• _WHAT YOU WILL DO_: Below is a block of records; repeat each one exactly.

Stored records
- - -

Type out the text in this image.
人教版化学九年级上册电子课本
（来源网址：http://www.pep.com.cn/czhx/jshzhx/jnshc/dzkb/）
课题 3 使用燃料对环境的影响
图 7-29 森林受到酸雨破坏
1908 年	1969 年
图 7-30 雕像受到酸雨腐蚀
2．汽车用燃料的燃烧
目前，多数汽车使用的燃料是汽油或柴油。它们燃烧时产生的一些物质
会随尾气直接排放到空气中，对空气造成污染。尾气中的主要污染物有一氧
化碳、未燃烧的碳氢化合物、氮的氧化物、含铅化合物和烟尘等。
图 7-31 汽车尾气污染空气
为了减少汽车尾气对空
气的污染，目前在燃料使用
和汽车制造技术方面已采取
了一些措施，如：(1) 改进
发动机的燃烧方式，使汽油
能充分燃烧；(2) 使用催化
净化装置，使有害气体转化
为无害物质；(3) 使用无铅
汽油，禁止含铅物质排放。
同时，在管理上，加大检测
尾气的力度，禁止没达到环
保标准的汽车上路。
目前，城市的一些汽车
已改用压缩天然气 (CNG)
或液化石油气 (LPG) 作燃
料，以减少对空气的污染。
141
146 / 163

- - -

• _ANSWER IN FULL_:
Type out the text in this image.
人教版化学九年级上册电子课本
（来源网址：http://www.pep.com.cn/czhx/jshzhx/jnshc/dzkb/）
课题 3 使用燃料对环境的影响
图 7-29 森林受到酸雨破坏
1908 年	1969 年
图 7-30 雕像受到酸雨腐蚀
2．汽车用燃料的燃烧
目前，多数汽车使用的燃料是汽油或柴油。它们燃烧时产生的一些物质
会随尾气直接排放到空气中，对空气造成污染。尾气中的主要污染物有一氧
化碳、未燃烧的碳氢化合物、氮的氧化物、含铅化合物和烟尘等。
图 7-31 汽车尾气污染空气
为了减少汽车尾气对空
气的污染，目前在燃料使用
和汽车制造技术方面已采取
了一些措施，如：(1) 改进
发动机的燃烧方式，使汽油
能充分燃烧；(2) 使用催化
净化装置，使有害气体转化
为无害物质；(3) 使用无铅
汽油，禁止含铅物质排放。
同时，在管理上，加大检测
尾气的力度，禁止没达到环
保标准的汽车上路。
目前，城市的一些汽车
已改用压缩天然气 (CNG)
或液化石油气 (LPG) 作燃
料，以减少对空气的污染。
141
146 / 163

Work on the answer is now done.